#### TASKS TO CARRY OUT:
[1] In the passage on teachers' perceptions of STEAM education, what three dimensions can be identified among the findings of the systematic review?
[2] Continue the passage on teachers' perceptions of STEAM education, starting after its final sentence.

#### READING PASSAGE:

In this line, a systematic review of 25 studies [
9] highlights that teachers’ beliefs, perceptions, and knowledge are of great importance, as they influence how they design and implement integrated STEAM teaching activities. Among the findings described by the authors, three dimensions can be identified: personal beliefs, implementation barriers, and professional needs. Regarding beliefs, on the one hand, teachers express that the integrative nature of STEAM is beneficial for students and influences their motivation. Despite this, they believe that students cannot or do not want to succeed with STEAM education or initiatives. On the other hand, teachers’ beliefs about their own efficacy and the value they give to STEAM education could influence their willingness to participate and implement it. Regarding implementation barriers, teachers identify traditional school structures as a challenge when it comes to implementation. They also recognise the need to incorporate changes in their own practices, both in how they organise their class and how they teach. However, these changes are not always seen positively by them. Additionally, the integrated nature of STEAM is seen as a challenge in itself by the teachers, both in terms of implementation and evaluation, recognising factors that influence it, such as the lack of quality assessment tools, planning time, and knowledge of STEAM disciplines. Moreover, beliefs about the viability of implementation can be identified, one of which is that teachers see collaboration as a positive factor when thinking about the approach’s projection. Another factor they perceive is the need for support and guidance from principals, as well as flexibility for implementation. They also mention that a quality curriculum would improve the chances of success for initiatives. Finally, teachers believe that it is important to have continuous teacher development opportunities to successfully implement STEAM initiatives in the school context. Subsequently, information has been provided on the willingness of primary and secondary math teachers, both in Brazil and Spain, revealing that a large portion of the teaching staff consider that STEAM activities influence students’ affective perception towards math and the development of their math competence [
43].
In summary, these studies suggest the importance of understanding teachers’ perceptions of integrated STEAM education in order to plan effective professional development interventions focused on teachers’ needs [
36]. However, in the Chilean context, there is a lack of evidence on STEAM perceptions specifically, although there are some approaches to teachers’ perceptions of STEAM disciplines such as Sciences, Mathematics and Technology. As a result, after the identification of this knowledge gap and the theory support that declare the importance of knowing teachers’ perceptions, an exploratory study has been designed to investigate the perceptions of a group of in-service Chilean teachers about of integrated STEAM education. With the purpose of obtaining information that can serve as a platform for designing and subsequently implementing professional development programs for Chilean teachers. These programs would help teachers increase their knowledge and the necessary confidence to design, co-design, and re-design STEAM activities suitable for the particular contexts of various territories.

#### RECORDS SUPPLIED:
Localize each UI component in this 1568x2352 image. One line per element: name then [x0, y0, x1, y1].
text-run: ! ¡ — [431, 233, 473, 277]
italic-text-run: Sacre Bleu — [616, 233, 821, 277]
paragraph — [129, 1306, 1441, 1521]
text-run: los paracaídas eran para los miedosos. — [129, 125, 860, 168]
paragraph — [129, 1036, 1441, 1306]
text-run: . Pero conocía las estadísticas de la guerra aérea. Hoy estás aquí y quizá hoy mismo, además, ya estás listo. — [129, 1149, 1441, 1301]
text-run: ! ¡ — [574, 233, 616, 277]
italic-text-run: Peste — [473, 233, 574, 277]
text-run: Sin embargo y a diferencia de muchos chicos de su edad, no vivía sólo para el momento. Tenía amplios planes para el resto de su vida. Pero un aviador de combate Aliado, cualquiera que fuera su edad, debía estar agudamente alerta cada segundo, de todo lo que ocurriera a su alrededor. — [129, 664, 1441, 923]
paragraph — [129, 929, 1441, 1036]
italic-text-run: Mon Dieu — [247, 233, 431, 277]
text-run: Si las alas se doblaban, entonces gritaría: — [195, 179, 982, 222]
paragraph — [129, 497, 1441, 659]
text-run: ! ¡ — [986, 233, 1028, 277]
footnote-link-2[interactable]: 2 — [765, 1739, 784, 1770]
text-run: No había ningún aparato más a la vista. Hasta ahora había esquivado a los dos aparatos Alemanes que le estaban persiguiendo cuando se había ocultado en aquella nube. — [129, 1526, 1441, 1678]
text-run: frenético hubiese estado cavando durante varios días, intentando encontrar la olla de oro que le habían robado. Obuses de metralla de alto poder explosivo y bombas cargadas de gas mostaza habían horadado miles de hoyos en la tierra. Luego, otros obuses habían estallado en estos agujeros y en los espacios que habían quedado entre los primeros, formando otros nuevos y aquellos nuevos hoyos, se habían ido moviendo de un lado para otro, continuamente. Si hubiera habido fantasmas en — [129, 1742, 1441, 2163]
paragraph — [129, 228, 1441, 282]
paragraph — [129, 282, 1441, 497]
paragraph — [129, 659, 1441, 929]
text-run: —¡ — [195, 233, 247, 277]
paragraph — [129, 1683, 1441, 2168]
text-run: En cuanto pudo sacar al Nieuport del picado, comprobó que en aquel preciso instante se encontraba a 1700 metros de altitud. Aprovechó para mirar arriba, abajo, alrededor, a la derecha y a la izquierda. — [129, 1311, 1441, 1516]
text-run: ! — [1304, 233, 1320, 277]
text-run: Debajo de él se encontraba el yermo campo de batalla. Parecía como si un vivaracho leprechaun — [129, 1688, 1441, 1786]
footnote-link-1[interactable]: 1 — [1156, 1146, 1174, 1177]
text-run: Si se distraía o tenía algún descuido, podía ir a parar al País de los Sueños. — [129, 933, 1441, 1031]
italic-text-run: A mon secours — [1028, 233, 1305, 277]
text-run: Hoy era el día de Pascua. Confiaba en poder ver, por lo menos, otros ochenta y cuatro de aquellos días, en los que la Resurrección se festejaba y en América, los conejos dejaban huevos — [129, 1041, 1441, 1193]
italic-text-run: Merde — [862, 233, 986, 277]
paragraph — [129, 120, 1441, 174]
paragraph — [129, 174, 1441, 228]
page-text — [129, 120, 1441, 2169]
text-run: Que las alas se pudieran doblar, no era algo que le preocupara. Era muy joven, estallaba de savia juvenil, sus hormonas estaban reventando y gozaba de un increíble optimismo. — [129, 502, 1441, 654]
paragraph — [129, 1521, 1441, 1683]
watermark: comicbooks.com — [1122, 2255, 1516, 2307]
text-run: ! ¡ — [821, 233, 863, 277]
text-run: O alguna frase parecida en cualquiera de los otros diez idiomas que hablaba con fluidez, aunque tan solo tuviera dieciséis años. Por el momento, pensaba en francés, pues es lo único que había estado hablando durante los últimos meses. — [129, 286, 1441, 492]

#### ANSWERS PER TASK:
[1] Personal beliefs, implementation barriers, and professional needs.

[2]
2. Materials and Methods
In order to achieve the objective proposed in this study, it has been planned quantitative research with a cross-sectional design and an exploratory purpose [
44] was carried out since previous studies with similar characteristics have recommended this type of design [
45]. An analysis was performed using descriptive statistics, employing absolute frequency counts, percentages, and the calculation of measures of central tendency [
46].
2.1. Participants (Sample and Sampling)
The subjects of the study are active teachers from early childhood and primary school from the little Chiloe Island in the South of Chile.
To obtain the data, the first step was to contact the island schools’ headmasters by email to explain the objectives of the investigation and to offer free of charge formation on STEAM, for it is a geographical context in which the formation about this matter is very limited or even nil. As early as this contact was made, for schools accepted the process. Secondly, a volunteer convocation was opened to these schools’ teachers to be part of the first integrated STEAM teaching development program on the island. This, under two criteria: (a) teach in levels K-4 (5–10 years old); and (b) accept, through an informed consent, to participate in the study. In total, 31 in-service early childhood and primary school teachers responded to the call, who are the ones who showed interest in improving their STEAM skills and participating in the study, which explains the size of the sample.
The participants in the study are between 28 and 59 years old, with work experience ranging from 5 to 39 years. The academic training of the group of teachers is heterogeneous, including 5 early childhood and 19 primary school teachers. In addition, 7 high school teachers or teachers from other areas of education, who have teaching qualifications to teach in primary education, were included. All participants belong to the public education system. They work in localities distributed within three communes of Chiloe Island, (Chile). Within the total teachers, 17 of them work in the rural education context and 14 in urban areas. It should also be noted that, four of the total teachers included, hold managerial and/or technical pedagogical leadership positions.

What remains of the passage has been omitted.